▶ _GOAL_: In this exercise, copy exactly the lines from the one that contains "Read this page and output its text content." through the end of the entries below; pictures are not copied.

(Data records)

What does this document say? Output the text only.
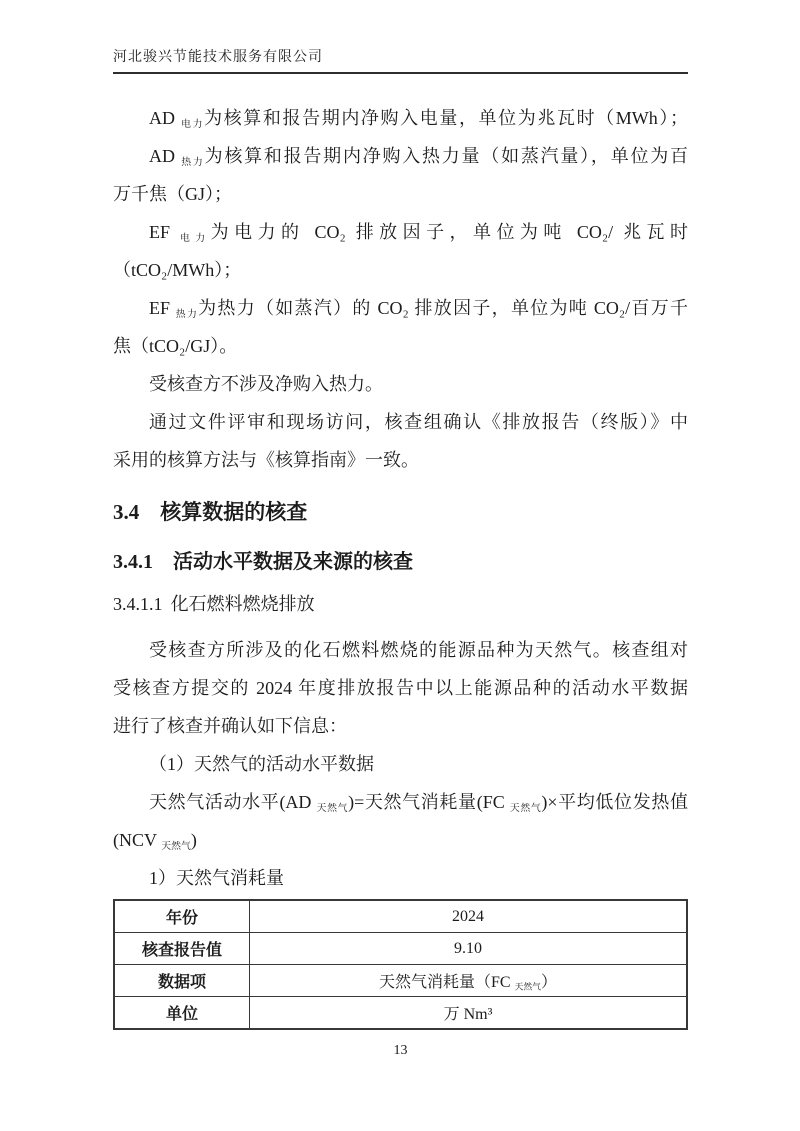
河北骏兴节能技术服务有限公司
AD $_{电力}$为核算和报告期内净购入电量，单位为兆瓦时（MWh）；
AD $_{热力}$为核算和报告期内净购入热力量（如蒸汽量），单位为百
万千焦（GJ）；
EF $_{电力}$为电力的 CO₂ 排放因子，单位为吨 CO₂/ 兆瓦时
（tCO₂/MWh）；
EF $_{热力}$为热力（如蒸汽）的 CO₂ 排放因子，单位为吨 CO₂/百万千
焦（tCO₂/GJ）。
受核查方不涉及净购入热力。
通过文件评审和现场访问，核查组确认《排放报告（终版）》中
采用的核算方法与《核算指南》一致。
3.4 核算数据的核查
3.4.1 活动水平数据及来源的核查
3.4.1.1 化石燃料燃烧排放
受核查方所涉及的化石燃料燃烧的能源品种为天然气。核查组对
受核查方提交的 2024 年度排放报告中以上能源品种的活动水平数据
进行了核查并确认如下信息：
（1）天然气的活动水平数据
天然气活动水平(AD $_{天然气}$)=天然气消耗量(FC $_{天然气}$)×平均低位发热值
(NCV $_{天然气}$)
1）天然气消耗量
年份	2024
核查报告值	9.10
数据项	天然气消耗量（FC $_{天然气}$）
单位	万 Nm³
13
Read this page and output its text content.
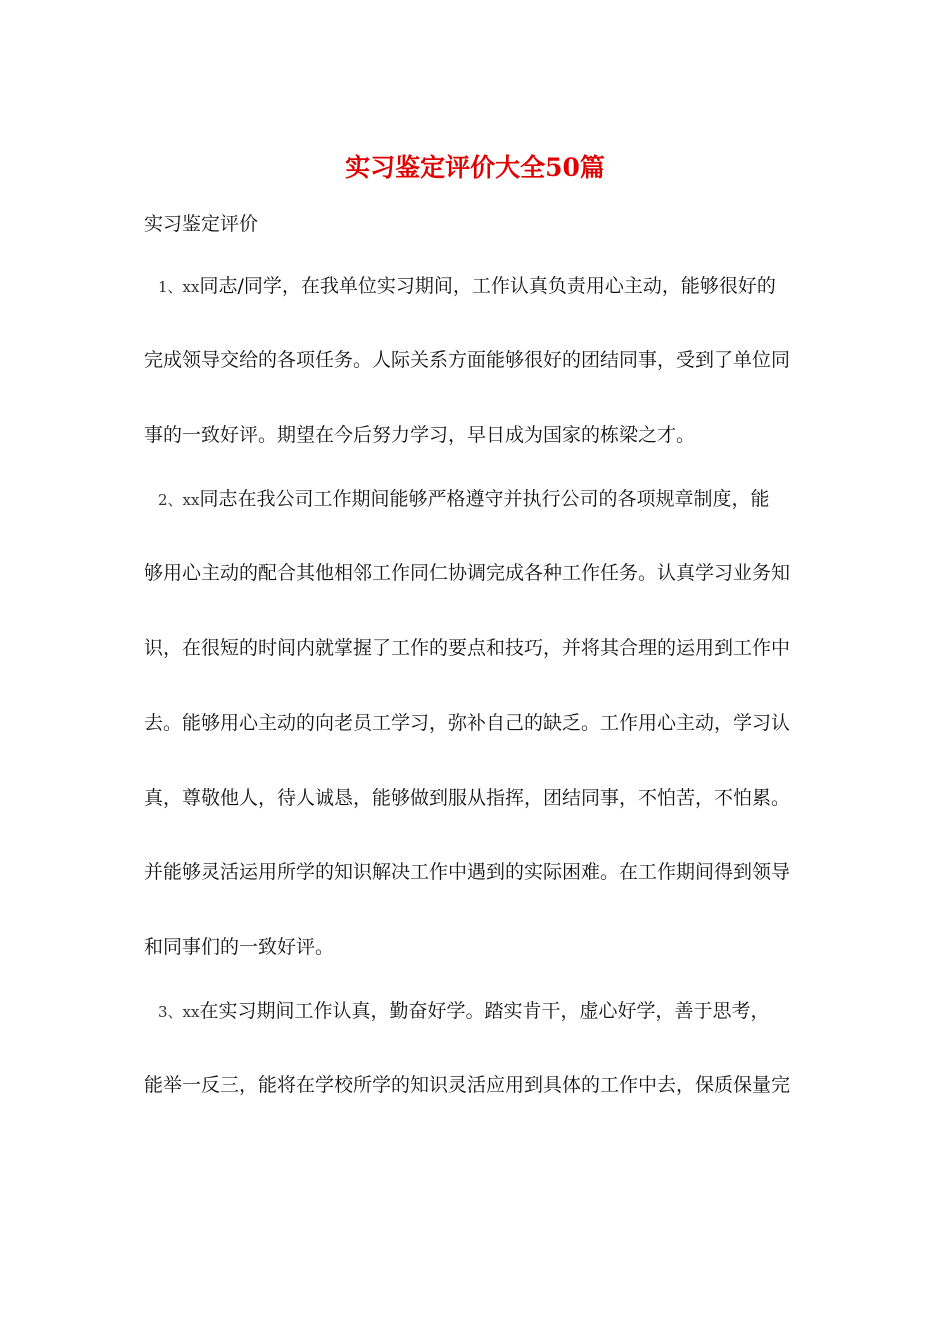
实习鉴定评价大全50篇
实习鉴定评价
1、xx同志/同学，在我单位实习期间，工作认真负责用心主动，能够很好的
完成领导交给的各项任务。人际关系方面能够很好的团结同事，受到了单位同
事的一致好评。期望在今后努力学习，早日成为国家的栋梁之才。
2、xx同志在我公司工作期间能够严格遵守并执行公司的各项规章制度，能
够用心主动的配合其他相邻工作同仁协调完成各种工作任务。认真学习业务知
识，在很短的时间内就掌握了工作的要点和技巧，并将其合理的运用到工作中
去。能够用心主动的向老员工学习，弥补自己的缺乏。工作用心主动，学习认
真，尊敬他人，待人诚恳，能够做到服从指挥，团结同事，不怕苦，不怕累。
并能够灵活运用所学的知识解决工作中遇到的实际困难。在工作期间得到领导
和同事们的一致好评。
3、xx在实习期间工作认真，勤奋好学。踏实肯干，虚心好学，善于思考，
能举一反三，能将在学校所学的知识灵活应用到具体的工作中去，保质保量完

▶ _SOLVED PROBLEM_:
Read this page and output its text content.
实习鉴定评价大全50篇
实习鉴定评价
1、xx同志/同学，在我单位实习期间，工作认真负责用心主动，能够很好的
完成领导交给的各项任务。人际关系方面能够很好的团结同事，受到了单位同
事的一致好评。期望在今后努力学习，早日成为国家的栋梁之才。
2、xx同志在我公司工作期间能够严格遵守并执行公司的各项规章制度，能
够用心主动的配合其他相邻工作同仁协调完成各种工作任务。认真学习业务知
识，在很短的时间内就掌握了工作的要点和技巧，并将其合理的运用到工作中
去。能够用心主动的向老员工学习，弥补自己的缺乏。工作用心主动，学习认
真，尊敬他人，待人诚恳，能够做到服从指挥，团结同事，不怕苦，不怕累。
并能够灵活运用所学的知识解决工作中遇到的实际困难。在工作期间得到领导
和同事们的一致好评。
3、xx在实习期间工作认真，勤奋好学。踏实肯干，虚心好学，善于思考，
能举一反三，能将在学校所学的知识灵活应用到具体的工作中去，保质保量完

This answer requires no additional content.